Your job is to retype all of the data word for word, leaving every image out.

● **Data for processing**:

%%

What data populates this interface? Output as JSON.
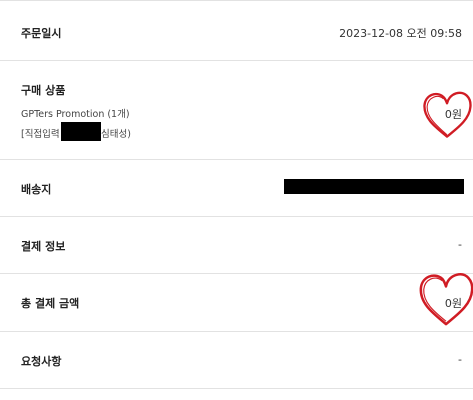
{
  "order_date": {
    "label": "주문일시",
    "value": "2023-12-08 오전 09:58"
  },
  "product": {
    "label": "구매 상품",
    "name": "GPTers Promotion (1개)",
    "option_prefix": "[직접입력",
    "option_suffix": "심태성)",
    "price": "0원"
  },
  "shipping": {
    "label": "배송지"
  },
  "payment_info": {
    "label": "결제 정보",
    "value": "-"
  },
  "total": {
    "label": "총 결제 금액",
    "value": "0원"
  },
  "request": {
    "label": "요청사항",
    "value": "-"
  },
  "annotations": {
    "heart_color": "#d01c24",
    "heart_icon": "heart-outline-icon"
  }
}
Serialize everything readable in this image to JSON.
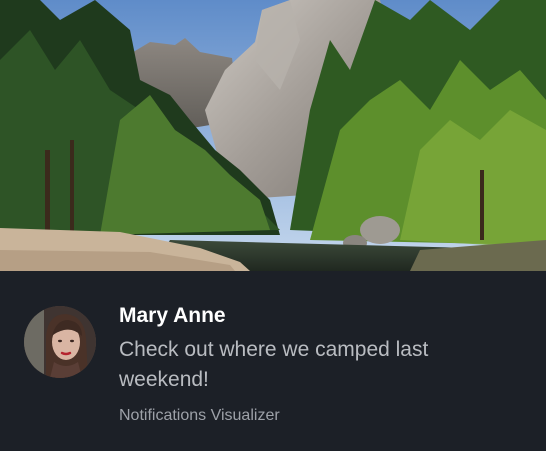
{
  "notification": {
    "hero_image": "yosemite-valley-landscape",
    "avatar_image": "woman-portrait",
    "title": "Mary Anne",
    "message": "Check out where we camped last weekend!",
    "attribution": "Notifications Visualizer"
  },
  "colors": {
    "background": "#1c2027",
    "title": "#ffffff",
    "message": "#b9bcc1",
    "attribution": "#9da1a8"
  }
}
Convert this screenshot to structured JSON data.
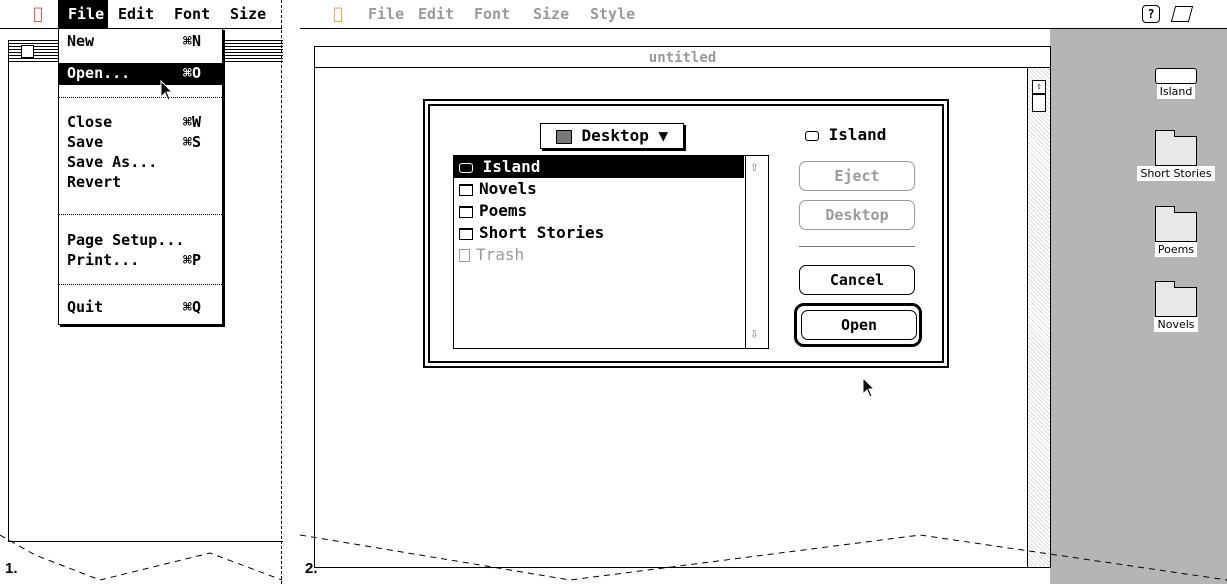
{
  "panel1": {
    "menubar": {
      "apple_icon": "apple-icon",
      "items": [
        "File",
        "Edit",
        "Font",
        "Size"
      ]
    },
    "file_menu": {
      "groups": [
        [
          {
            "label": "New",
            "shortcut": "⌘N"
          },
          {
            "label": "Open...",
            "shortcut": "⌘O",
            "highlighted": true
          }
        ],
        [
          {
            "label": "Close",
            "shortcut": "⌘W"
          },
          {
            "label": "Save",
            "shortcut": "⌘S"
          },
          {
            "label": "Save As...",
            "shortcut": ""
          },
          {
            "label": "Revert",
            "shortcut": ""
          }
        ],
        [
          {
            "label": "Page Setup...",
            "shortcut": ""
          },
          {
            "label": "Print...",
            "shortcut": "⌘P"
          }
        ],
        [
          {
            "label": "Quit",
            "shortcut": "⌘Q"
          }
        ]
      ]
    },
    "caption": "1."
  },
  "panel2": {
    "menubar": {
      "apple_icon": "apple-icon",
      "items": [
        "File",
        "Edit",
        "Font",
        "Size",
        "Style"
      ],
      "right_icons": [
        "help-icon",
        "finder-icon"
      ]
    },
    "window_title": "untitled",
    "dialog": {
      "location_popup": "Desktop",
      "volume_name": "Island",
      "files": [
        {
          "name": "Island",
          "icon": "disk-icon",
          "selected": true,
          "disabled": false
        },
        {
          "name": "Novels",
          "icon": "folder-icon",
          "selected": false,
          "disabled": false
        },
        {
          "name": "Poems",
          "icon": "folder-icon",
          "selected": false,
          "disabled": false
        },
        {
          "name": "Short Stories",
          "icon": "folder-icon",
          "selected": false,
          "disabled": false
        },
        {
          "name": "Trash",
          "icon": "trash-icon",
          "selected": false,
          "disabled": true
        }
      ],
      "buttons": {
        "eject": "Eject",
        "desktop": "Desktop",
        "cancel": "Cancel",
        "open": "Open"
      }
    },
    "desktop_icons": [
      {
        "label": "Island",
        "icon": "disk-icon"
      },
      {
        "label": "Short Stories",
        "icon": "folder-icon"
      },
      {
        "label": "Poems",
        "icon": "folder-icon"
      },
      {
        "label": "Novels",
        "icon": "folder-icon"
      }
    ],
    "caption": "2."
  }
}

%%

● **Task answer**:
What data populates this interface? Output as JSON.
{
  "order_date": {
    "label": "주문일시",
    "value": "2023-12-08 오전 09:58"
  },
  "product": {
    "label": "구매 상품",
    "name": "GPTers Promotion (1개)",
    "option_prefix": "[직접입력",
    "option_suffix": "심태성)",
    "price": "0원"
  },
  "shipping": {
    "label": "배송지"
  },
  "payment_info": {
    "label": "결제 정보",
    "value": "-"
  },
  "total": {
    "label": "총 결제 금액",
    "value": "0원"
  },
  "request": {
    "label": "요청사항",
    "value": "-"
  },
  "annotations": {
    "heart_color": "#d01c24",
    "heart_icon": "heart-outline-icon"
  }
}
Serialize everything readable in this image to JSON.
{
  "notification": {
    "hero_image": "yosemite-valley-landscape",
    "avatar_image": "woman-portrait",
    "title": "Mary Anne",
    "message": "Check out where we camped last weekend!",
    "attribution": "Notifications Visualizer"
  },
  "colors": {
    "background": "#1c2027",
    "title": "#ffffff",
    "message": "#b9bcc1",
    "attribution": "#9da1a8"
  }
}
Convert this screenshot to structured JSON data.
{
  "panel1": {
    "menubar": {
      "apple_icon": "apple-icon",
      "items": [
        "File",
        "Edit",
        "Font",
        "Size"
      ]
    },
    "file_menu": {
      "groups": [
        [
          {
            "label": "New",
            "shortcut": "⌘N"
          },
          {
            "label": "Open...",
            "shortcut": "⌘O",
            "highlighted": true
          }
        ],
        [
          {
            "label": "Close",
            "shortcut": "⌘W"
          },
          {
            "label": "Save",
            "shortcut": "⌘S"
          },
          {
            "label": "Save As...",
            "shortcut": ""
          },
          {
            "label": "Revert",
            "shortcut": ""
          }
        ],
        [
          {
            "label": "Page Setup...",
            "shortcut": ""
          },
          {
            "label": "Print...",
            "shortcut": "⌘P"
          }
        ],
        [
          {
            "label": "Quit",
            "shortcut": "⌘Q"
          }
        ]
      ]
    },
    "caption": "1."
  },
  "panel2": {
    "menubar": {
      "apple_icon": "apple-icon",
      "items": [
        "File",
        "Edit",
        "Font",
        "Size",
        "Style"
      ],
      "right_icons": [
        "help-icon",
        "finder-icon"
      ]
    },
    "window_title": "untitled",
    "dialog": {
      "location_popup": "Desktop",
      "volume_name": "Island",
      "files": [
        {
          "name": "Island",
          "icon": "disk-icon",
          "selected": true,
          "disabled": false
        },
        {
          "name": "Novels",
          "icon": "folder-icon",
          "selected": false,
          "disabled": false
        },
        {
          "name": "Poems",
          "icon": "folder-icon",
          "selected": false,
          "disabled": false
        },
        {
          "name": "Short Stories",
          "icon": "folder-icon",
          "selected": false,
          "disabled": false
        },
        {
          "name": "Trash",
          "icon": "trash-icon",
          "selected": false,
          "disabled": true
        }
      ],
      "buttons": {
        "eject": "Eject",
        "desktop": "Desktop",
        "cancel": "Cancel",
        "open": "Open"
      }
    },
    "desktop_icons": [
      {
        "label": "Island",
        "icon": "disk-icon"
      },
      {
        "label": "Short Stories",
        "icon": "folder-icon"
      },
      {
        "label": "Poems",
        "icon": "folder-icon"
      },
      {
        "label": "Novels",
        "icon": "folder-icon"
      }
    ],
    "caption": "2."
  }
}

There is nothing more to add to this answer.